Transcribe every entry below word for word, but skip the pictures.

Start

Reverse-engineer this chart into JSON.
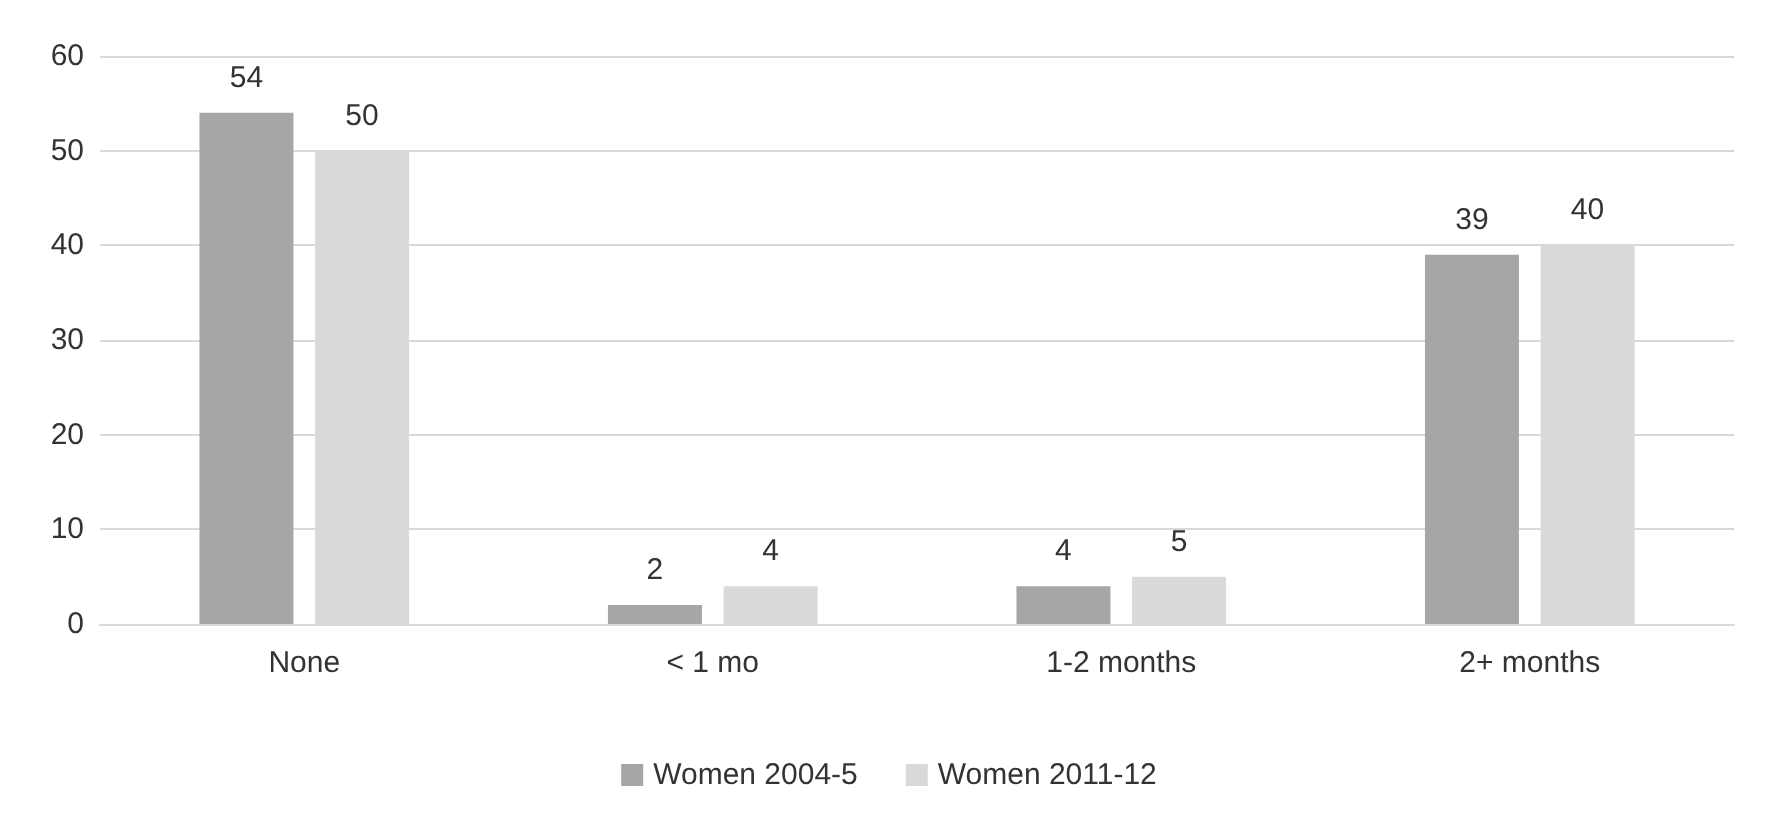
{
  "chart_data": {
    "type": "bar",
    "categories": [
      "None",
      "< 1 mo",
      "1-2 months",
      "2+ months"
    ],
    "series": [
      {
        "name": "Women 2004-5",
        "color": "#a6a6a6",
        "values": [
          54,
          2,
          4,
          39
        ]
      },
      {
        "name": "Women 2011-12",
        "color": "#d9d9d9",
        "values": [
          50,
          4,
          5,
          40
        ]
      }
    ],
    "ylim": [
      0,
      60
    ],
    "yticks": [
      0,
      10,
      20,
      30,
      40,
      50,
      60
    ],
    "grid": "y",
    "legend": "bottom",
    "data_labels": true
  }
}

End

- _Finished exercise_:
Reverse-engineer this chart into JSON.
{
  "chart_data": {
    "type": "bar",
    "categories": [
      "None",
      "< 1 mo",
      "1-2 months",
      "2+ months"
    ],
    "series": [
      {
        "name": "Women 2004-5",
        "color": "#a6a6a6",
        "values": [
          54,
          2,
          4,
          39
        ]
      },
      {
        "name": "Women 2011-12",
        "color": "#d9d9d9",
        "values": [
          50,
          4,
          5,
          40
        ]
      }
    ],
    "ylim": [
      0,
      60
    ],
    "yticks": [
      0,
      10,
      20,
      30,
      40,
      50,
      60
    ],
    "grid": "y",
    "legend": "bottom",
    "data_labels": true
  }
}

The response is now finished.